* [GIVEN PROBLEM]
How many of these lines hold the string "قاعدة"? Answer with the number only.

• • • •

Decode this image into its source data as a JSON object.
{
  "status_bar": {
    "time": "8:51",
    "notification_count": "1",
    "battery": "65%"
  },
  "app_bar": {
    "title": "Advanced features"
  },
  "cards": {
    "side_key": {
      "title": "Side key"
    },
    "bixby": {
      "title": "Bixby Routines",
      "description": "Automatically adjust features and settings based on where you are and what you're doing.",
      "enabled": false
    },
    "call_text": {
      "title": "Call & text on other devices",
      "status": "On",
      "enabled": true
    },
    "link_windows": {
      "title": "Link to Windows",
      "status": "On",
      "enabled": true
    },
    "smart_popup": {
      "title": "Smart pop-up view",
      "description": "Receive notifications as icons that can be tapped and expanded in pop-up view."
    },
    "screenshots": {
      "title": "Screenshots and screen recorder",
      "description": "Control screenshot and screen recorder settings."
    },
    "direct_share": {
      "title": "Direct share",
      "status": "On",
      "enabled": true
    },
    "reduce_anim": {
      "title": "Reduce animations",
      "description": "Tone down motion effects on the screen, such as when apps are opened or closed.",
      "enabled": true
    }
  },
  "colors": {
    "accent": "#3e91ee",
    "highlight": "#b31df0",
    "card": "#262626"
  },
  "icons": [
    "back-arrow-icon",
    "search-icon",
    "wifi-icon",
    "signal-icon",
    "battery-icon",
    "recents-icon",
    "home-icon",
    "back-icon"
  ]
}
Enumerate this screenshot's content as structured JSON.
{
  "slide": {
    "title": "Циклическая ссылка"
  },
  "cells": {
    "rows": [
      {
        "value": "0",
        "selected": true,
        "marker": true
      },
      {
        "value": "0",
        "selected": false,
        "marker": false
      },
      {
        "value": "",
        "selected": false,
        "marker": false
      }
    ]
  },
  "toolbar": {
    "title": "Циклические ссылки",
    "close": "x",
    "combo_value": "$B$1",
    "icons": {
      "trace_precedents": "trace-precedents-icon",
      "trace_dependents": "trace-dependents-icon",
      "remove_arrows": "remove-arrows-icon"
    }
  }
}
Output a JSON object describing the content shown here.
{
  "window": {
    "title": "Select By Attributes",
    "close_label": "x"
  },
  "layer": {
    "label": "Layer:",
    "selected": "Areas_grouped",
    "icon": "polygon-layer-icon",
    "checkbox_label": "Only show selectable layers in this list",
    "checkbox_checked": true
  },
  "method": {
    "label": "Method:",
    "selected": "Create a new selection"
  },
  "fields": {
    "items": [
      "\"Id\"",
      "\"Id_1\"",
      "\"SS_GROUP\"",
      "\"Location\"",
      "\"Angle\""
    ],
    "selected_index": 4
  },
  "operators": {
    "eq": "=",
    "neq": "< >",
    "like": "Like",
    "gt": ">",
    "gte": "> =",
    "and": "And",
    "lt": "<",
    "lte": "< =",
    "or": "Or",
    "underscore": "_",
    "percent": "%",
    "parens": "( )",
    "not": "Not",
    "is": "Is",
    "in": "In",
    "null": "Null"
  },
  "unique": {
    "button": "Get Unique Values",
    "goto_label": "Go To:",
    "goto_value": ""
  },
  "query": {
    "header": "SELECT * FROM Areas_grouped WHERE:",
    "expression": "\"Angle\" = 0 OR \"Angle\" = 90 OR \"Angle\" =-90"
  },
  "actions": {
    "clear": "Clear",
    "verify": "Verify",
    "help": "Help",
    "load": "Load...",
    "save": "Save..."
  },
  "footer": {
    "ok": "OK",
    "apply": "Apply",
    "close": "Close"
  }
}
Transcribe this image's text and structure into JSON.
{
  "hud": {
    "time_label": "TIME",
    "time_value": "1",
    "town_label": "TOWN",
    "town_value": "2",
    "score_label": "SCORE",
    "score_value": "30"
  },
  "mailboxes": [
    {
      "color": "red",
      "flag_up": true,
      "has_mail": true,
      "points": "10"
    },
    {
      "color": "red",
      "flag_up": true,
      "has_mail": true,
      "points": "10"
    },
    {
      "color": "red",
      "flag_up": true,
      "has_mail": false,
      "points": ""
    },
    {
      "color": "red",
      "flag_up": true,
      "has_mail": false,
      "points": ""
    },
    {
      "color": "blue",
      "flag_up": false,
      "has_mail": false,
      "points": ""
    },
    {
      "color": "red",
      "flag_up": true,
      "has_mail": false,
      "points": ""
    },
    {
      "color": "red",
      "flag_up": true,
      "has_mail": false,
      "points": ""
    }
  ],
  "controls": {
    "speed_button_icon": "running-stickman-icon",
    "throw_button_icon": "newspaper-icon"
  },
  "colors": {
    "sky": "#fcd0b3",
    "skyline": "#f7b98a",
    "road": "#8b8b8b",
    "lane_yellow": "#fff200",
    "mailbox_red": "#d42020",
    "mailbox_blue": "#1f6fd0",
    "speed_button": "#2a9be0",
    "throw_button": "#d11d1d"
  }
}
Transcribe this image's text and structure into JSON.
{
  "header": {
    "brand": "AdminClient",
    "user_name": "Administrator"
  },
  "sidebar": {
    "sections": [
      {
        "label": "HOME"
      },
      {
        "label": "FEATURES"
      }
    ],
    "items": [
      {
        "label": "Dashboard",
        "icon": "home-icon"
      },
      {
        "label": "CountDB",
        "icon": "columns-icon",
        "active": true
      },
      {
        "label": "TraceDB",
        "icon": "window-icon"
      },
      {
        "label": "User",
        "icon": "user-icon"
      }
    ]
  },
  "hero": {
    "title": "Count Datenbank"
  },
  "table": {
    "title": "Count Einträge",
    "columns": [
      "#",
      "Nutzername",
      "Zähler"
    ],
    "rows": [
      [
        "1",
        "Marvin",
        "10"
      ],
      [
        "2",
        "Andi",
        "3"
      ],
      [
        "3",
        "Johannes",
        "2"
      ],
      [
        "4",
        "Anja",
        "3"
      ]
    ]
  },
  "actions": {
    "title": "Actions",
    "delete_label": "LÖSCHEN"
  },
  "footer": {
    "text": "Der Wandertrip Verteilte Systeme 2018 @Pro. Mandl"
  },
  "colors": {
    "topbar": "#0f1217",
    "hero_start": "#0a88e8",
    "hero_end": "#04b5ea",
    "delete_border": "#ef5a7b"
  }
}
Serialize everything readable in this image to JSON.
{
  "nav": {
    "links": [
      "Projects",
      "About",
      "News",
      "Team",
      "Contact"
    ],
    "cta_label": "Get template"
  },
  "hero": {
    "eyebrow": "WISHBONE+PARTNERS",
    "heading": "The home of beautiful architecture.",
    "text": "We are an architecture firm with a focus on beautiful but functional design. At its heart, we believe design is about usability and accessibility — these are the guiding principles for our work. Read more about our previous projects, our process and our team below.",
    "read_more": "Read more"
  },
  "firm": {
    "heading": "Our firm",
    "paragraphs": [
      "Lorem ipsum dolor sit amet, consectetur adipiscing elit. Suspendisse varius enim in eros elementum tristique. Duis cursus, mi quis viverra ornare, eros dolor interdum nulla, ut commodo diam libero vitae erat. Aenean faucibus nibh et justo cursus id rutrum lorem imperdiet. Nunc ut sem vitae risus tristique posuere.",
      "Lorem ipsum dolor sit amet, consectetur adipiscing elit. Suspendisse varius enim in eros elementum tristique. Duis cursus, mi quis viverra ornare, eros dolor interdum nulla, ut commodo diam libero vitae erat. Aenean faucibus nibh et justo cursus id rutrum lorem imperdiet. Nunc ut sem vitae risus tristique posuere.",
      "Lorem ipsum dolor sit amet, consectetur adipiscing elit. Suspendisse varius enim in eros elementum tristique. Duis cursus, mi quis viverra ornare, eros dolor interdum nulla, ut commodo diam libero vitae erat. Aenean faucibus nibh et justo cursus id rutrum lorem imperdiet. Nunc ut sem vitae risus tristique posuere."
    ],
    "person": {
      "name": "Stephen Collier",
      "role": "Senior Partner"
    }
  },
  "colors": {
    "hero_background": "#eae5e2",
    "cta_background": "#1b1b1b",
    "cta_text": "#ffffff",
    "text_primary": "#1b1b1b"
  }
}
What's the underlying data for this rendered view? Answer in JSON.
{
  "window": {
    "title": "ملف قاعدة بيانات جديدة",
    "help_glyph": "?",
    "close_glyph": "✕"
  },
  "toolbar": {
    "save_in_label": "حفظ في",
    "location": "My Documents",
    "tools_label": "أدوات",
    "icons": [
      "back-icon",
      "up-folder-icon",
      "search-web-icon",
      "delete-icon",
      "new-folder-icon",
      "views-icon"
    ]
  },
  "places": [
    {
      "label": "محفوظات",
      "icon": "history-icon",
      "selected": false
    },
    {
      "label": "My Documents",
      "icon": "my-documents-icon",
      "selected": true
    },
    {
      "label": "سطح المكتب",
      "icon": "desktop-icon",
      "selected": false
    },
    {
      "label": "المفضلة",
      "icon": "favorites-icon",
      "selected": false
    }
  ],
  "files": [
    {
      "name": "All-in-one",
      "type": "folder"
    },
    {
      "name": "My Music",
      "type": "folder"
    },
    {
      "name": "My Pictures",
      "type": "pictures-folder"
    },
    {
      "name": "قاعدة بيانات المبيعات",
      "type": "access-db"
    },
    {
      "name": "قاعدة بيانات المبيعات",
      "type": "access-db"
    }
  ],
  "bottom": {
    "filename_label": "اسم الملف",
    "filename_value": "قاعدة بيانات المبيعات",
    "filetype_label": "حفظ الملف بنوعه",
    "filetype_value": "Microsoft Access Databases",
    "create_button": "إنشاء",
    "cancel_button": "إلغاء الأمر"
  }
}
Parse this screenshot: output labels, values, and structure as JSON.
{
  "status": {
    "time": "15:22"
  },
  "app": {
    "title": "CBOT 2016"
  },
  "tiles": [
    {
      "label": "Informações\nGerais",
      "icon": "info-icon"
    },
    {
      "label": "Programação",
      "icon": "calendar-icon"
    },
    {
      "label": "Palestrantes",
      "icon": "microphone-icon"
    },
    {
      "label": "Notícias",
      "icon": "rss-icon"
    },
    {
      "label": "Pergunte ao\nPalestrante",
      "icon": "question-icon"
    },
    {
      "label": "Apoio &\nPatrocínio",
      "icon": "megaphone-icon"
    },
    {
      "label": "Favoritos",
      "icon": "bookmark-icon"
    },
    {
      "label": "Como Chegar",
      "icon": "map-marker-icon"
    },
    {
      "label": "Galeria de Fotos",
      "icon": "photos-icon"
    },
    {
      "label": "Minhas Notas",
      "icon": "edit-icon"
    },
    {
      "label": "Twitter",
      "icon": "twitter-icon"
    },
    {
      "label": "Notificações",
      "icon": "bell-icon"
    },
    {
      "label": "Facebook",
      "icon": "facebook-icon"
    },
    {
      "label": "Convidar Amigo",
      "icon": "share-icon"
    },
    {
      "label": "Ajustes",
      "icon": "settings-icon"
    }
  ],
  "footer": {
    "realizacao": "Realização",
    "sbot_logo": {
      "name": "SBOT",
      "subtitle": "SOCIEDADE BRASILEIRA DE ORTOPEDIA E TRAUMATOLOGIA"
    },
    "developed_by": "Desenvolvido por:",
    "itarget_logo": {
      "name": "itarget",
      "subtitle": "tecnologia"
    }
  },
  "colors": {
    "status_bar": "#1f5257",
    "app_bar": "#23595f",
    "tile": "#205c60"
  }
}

• • • •

* [EXERCISE RESULT]
4